EXTRAIT DE TEXTE ->
+++++
Comment envisagez vous l’avenir de l’industrie musical et du marketing au sein de cette industrie (scénarios d’évolution de la filière) ?
Impossible à imaginer, il sera ce qu'en feront les artistes et les amateurs, ados en tête. La seule prévision réaliste, c'est la fin, à plus ou moins long terme, des majors si elles ne se bougent pas très très vite.
Par contre, la musique n'a jamais été aussi vivante, et les ados de demain en prendront encore plein les oreilles.
3 commentaires
Bonjour,
je me permets un bémol sur votre excellente analyse du marché de la musique/marché du disque.
Quand vous écrivez "par ailleurs, les artistes, les vrais, ne créent pas pour l'argent (...) ce n'est pas le fric qui les anime. A partir de là.(..)on comprendra que les créateurs de Motown ou Atlantic, les labels mythiques, méritent un immense respect - miser sur un noir drogué comme Ray Charles, faut oser." -->. le rapport à l'argent n'est pas si léger que vous le sous-entendez.
+++++
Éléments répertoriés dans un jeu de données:
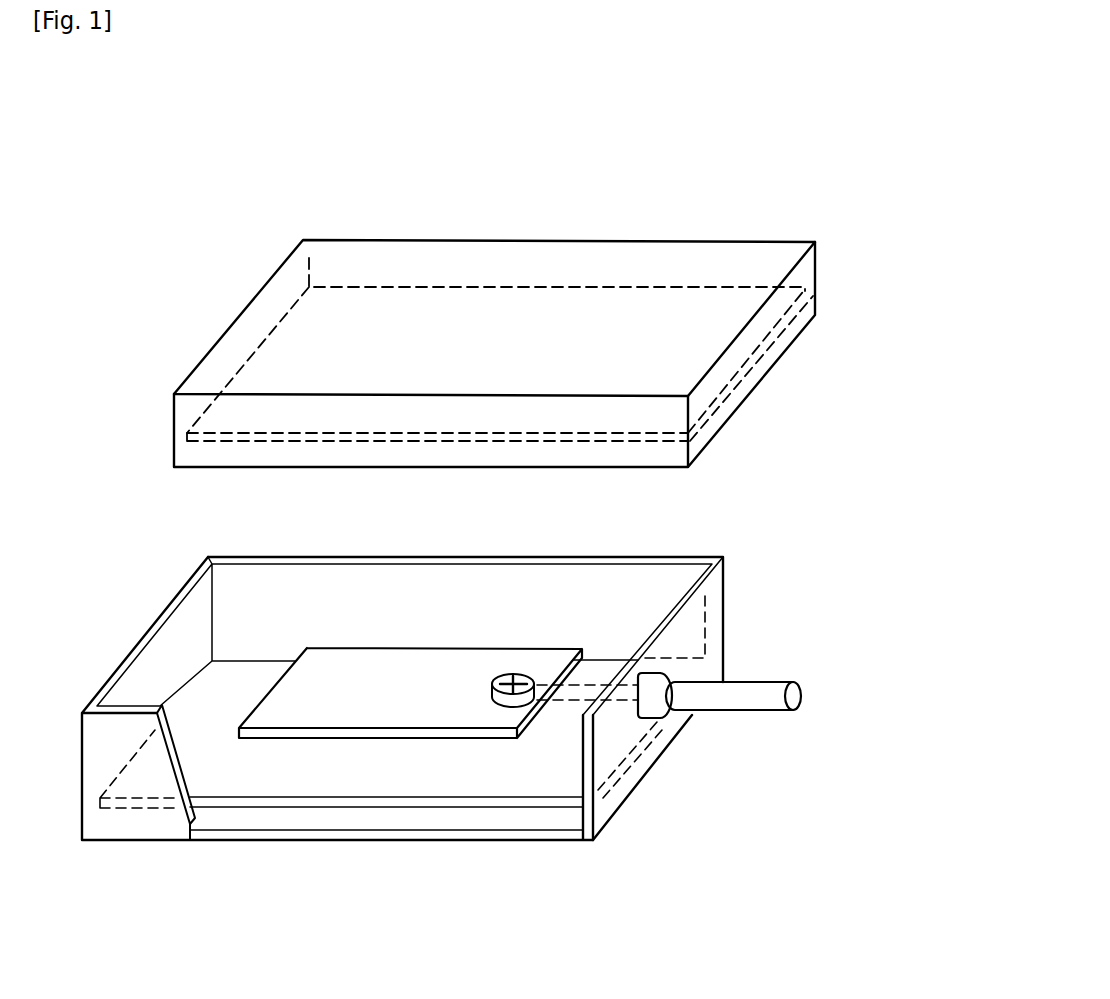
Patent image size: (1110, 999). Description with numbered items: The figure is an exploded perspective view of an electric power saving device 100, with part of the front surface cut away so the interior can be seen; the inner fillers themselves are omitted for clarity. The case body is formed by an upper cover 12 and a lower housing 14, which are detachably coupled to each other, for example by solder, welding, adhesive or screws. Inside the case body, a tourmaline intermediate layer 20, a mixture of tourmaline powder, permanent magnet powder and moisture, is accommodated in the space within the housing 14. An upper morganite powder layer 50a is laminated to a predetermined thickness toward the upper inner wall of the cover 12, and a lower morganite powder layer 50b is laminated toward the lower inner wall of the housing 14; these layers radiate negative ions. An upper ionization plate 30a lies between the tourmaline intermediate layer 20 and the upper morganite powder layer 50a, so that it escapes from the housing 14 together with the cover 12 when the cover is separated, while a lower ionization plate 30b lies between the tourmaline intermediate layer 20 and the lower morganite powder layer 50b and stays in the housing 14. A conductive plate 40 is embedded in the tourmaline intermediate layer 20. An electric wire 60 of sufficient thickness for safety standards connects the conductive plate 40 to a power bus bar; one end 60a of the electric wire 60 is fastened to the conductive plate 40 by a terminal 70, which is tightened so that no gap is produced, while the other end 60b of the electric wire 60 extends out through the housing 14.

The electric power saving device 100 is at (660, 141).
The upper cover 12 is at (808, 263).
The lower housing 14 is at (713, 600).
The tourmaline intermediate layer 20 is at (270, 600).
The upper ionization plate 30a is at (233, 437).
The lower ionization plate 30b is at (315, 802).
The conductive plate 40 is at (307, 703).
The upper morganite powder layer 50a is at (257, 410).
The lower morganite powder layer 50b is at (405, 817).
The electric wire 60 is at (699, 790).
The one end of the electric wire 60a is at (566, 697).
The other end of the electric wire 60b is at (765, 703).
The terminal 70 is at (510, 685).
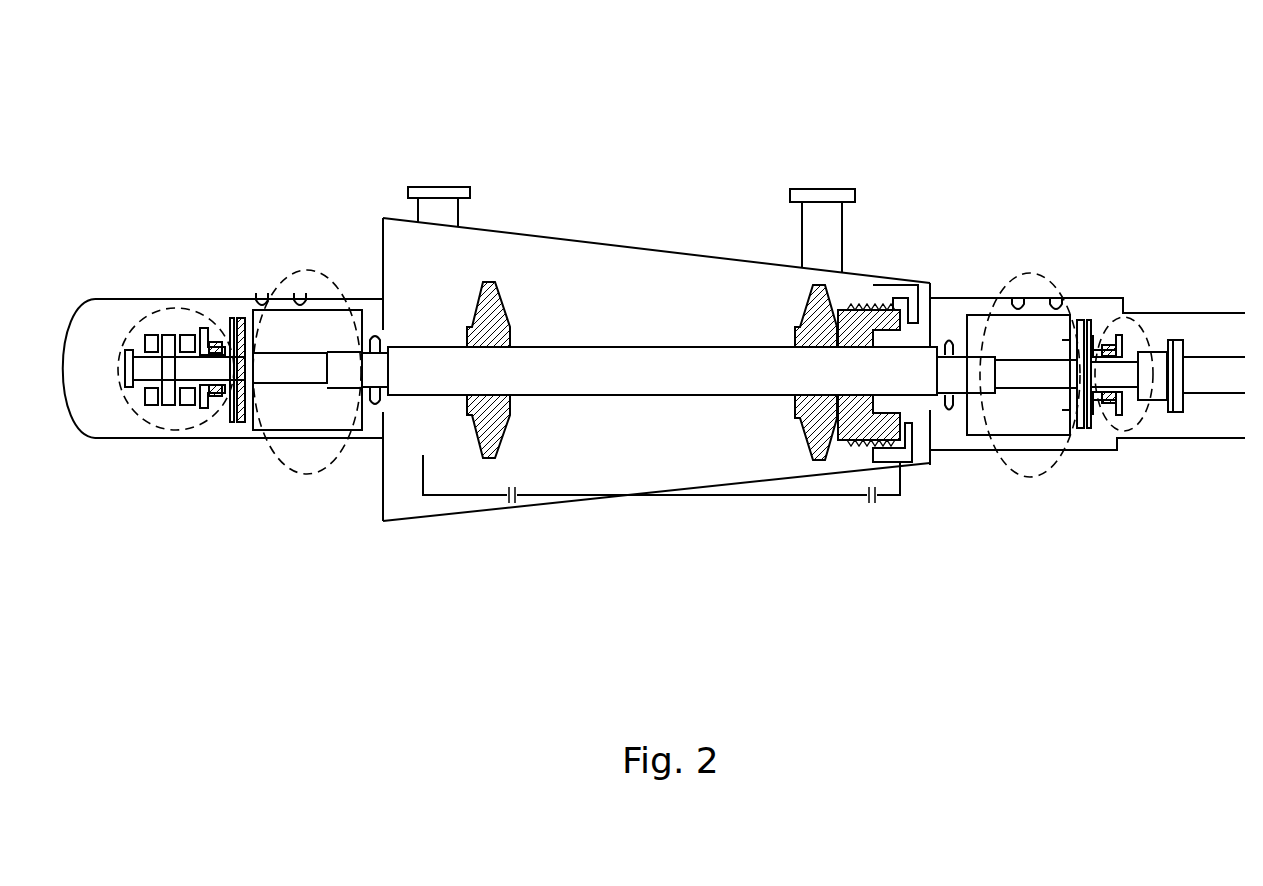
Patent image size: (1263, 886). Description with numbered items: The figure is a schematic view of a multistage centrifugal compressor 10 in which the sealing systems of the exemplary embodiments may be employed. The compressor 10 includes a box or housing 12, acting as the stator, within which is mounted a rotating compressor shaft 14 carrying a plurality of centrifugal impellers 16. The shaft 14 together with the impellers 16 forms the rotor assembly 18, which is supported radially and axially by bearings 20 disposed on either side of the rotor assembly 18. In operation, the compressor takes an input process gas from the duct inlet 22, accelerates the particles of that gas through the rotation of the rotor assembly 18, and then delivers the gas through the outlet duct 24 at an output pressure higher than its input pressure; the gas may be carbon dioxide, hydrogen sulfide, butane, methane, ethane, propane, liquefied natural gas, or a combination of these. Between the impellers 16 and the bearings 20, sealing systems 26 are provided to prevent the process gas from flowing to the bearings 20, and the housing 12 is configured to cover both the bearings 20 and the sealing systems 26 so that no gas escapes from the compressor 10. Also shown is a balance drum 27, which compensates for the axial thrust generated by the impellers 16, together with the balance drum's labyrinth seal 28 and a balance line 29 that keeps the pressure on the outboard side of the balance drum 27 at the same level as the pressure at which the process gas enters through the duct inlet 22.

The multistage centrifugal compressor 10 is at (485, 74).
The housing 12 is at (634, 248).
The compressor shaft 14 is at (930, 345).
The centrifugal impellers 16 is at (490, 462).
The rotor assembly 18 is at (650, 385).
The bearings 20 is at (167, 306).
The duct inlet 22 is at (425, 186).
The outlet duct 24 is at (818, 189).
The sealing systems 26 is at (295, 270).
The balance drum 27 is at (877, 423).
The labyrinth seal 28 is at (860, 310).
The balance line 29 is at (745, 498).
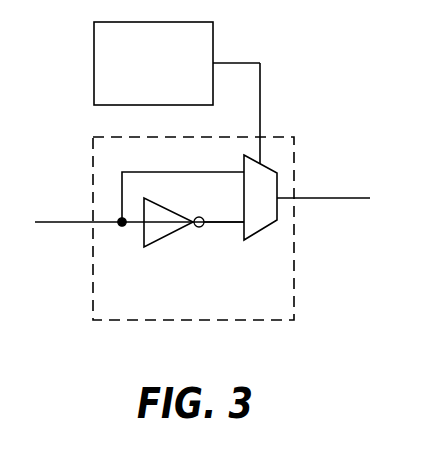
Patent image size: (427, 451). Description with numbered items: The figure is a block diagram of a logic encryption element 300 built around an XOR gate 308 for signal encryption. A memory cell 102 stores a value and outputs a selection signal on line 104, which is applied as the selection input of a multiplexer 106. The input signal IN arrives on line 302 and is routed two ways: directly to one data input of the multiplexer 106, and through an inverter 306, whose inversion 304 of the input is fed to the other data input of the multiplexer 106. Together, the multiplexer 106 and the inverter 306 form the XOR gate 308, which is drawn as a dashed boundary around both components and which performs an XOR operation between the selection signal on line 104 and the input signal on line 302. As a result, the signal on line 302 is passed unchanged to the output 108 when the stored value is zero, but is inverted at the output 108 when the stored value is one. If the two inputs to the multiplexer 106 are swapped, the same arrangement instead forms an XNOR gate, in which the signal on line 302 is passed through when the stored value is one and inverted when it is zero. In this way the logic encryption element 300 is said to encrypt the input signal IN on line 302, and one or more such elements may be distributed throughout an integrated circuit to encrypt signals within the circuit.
+++++
À FAIRE ->
1. D'après l'extrait sur l'avenir de l'industrie musicale, quelle est la seule prévision réaliste ?
2. Rédigez la suite de l'extrait sur l'avenir de l'industrie musicale, en partant de sa dernière phrase.
Les données n'ont aucun lien avec le texte.

RÉPONSES À L'EXERCICE ->
1. La fin, à plus ou moins long terme, des majors si elles ne se bougent pas très très vite.

2.
En effet, Motown qui a "sorti" des artistes immenses (Charles, Wonder, Robinson...), était clairement organisé comme "une usine à tubes".
L'objectif du label était de "sortir" le maximum d'artistes, d'occuper toutes les premières places des charts américains et faire le maximum de dollars. Ils créaient donc AUSSI pour le fric.
Soit, il s'agissait d'une musique authentique (Soul, R&B) qui revêtait une dimension sociale essentielle (la reconnaissance et l'émergence des afro-américains dans la société white US) mais c'était aussi une histoire de business, de machinerie marketing parfaitement huilé (des sorties régulières de Hit, des mélodies tubesques, un circuit de distribution, des artistes packagés, un marché potentiel de 200 millions d'individus qui découvrait la musique des bas-fond...).
Contrairement à nous, les américains ont un rapport à l'argent complètement décomplexé.
Là bas, il est tout a fait normal, et même logique, de vouloir faire de l'argent avec la musique où toute autre forme d'art.
Et ça n'entrave pas systématiquement la qualité artistique des oeuvres...preuve en est les productions et artistes Motown
Je suis entièrement d'accord avec vous.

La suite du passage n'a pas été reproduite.